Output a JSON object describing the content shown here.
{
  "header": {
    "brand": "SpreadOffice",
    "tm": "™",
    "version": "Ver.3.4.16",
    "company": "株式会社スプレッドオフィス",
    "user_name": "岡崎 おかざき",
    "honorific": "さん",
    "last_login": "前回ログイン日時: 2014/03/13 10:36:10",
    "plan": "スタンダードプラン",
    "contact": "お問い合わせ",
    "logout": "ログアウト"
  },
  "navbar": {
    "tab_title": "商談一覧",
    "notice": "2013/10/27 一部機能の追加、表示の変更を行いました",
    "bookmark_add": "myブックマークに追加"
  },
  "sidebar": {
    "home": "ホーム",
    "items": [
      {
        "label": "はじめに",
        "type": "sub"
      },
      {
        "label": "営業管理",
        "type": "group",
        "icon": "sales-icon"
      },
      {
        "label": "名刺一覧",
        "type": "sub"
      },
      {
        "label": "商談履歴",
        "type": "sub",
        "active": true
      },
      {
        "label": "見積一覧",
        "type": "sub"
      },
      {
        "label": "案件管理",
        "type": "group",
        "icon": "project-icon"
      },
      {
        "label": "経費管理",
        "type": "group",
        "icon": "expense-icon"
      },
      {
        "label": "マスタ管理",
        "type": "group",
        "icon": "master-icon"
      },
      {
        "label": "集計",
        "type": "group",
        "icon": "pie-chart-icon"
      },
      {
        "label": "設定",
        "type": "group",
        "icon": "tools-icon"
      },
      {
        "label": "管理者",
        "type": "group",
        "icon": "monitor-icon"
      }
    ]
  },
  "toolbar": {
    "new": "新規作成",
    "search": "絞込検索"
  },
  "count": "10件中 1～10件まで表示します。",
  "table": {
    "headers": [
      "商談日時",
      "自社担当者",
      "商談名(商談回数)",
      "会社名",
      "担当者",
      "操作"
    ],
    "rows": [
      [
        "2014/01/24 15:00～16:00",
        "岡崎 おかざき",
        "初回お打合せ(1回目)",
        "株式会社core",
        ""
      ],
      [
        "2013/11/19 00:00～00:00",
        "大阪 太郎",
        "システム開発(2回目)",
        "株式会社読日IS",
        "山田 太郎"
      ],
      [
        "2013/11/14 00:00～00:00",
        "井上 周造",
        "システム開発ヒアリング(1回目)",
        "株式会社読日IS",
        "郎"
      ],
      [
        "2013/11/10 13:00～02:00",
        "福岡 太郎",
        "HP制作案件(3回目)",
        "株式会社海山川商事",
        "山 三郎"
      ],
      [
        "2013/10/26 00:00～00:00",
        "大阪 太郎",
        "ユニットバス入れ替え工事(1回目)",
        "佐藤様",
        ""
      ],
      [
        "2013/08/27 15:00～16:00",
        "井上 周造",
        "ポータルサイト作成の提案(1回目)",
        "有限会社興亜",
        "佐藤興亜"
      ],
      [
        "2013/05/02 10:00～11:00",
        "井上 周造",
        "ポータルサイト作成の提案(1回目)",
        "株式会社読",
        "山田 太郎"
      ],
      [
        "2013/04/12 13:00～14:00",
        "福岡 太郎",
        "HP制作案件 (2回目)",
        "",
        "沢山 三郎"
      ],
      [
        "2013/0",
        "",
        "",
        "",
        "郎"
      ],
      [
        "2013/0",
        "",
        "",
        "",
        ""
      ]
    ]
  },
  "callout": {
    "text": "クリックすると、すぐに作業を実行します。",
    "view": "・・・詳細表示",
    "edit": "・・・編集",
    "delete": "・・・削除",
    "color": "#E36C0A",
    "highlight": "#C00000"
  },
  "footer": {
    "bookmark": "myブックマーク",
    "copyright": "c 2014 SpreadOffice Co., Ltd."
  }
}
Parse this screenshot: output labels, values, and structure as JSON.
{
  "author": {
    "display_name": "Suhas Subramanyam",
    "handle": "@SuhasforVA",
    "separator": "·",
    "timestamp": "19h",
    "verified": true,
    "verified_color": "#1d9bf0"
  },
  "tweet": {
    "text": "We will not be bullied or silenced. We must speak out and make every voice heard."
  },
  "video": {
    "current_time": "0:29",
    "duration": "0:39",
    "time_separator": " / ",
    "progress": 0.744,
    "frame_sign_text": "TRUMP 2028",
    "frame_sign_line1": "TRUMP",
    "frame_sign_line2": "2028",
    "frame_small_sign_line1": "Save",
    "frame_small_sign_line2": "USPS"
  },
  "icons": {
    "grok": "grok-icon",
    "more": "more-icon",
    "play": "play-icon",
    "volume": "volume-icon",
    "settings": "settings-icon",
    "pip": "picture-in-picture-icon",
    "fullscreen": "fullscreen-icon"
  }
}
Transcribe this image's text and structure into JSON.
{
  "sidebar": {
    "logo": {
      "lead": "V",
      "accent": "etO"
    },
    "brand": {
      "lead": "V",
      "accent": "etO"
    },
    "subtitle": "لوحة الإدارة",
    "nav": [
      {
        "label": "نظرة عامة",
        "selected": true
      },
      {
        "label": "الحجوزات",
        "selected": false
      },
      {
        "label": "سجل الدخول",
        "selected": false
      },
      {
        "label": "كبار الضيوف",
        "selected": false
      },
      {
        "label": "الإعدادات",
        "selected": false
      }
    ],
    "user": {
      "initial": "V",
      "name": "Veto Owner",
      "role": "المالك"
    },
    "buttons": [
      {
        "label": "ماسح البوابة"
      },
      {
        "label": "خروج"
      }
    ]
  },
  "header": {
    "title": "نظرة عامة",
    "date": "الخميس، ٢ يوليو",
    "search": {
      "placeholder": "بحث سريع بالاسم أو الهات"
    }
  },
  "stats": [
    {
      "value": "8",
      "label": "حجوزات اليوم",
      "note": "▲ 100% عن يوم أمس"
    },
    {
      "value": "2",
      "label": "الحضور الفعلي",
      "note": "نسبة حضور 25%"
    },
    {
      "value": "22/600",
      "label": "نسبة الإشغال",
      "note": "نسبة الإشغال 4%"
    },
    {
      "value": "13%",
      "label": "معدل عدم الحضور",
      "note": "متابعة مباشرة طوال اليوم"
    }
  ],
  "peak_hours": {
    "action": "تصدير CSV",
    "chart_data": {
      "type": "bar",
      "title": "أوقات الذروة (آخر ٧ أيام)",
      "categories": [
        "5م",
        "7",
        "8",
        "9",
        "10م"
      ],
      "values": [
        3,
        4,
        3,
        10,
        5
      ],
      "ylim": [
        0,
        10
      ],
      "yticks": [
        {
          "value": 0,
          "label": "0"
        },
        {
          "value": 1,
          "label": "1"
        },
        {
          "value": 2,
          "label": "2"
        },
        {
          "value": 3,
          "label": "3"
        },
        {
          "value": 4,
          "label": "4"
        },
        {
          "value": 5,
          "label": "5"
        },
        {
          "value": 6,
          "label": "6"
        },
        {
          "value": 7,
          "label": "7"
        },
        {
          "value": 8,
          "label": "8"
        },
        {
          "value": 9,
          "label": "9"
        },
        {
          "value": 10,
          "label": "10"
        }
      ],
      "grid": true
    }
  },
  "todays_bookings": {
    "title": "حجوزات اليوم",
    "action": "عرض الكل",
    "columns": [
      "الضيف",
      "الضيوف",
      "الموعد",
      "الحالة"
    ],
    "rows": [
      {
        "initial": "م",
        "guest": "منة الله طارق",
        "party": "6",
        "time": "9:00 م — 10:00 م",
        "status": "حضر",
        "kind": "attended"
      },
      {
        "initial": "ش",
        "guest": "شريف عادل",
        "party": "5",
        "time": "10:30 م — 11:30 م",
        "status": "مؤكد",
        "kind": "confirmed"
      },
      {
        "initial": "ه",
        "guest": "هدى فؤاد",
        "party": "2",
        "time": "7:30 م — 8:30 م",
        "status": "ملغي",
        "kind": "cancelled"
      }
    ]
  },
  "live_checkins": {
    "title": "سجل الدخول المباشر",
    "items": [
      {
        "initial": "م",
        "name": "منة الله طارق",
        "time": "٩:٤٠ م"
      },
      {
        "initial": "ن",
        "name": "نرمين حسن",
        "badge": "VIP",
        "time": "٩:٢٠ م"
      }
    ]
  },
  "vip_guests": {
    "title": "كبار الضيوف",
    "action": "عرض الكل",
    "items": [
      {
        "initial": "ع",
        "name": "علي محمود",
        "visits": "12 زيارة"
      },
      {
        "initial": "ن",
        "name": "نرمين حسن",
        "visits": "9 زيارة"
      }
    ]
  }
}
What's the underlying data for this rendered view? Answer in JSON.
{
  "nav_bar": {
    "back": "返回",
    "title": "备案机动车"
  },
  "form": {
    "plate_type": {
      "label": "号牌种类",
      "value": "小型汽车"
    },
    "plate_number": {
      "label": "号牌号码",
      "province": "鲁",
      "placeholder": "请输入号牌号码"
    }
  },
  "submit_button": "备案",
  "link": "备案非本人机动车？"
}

> _To be done_
Show each line of the data that contains the string "note".

> _Complete answer_
      "note": "▲ 100% عن يوم أمس"
      "note": "نسبة حضور 25%"
      "note": "نسبة الإشغال 4%"
      "note": "متابعة مباشرة طوال اليوم"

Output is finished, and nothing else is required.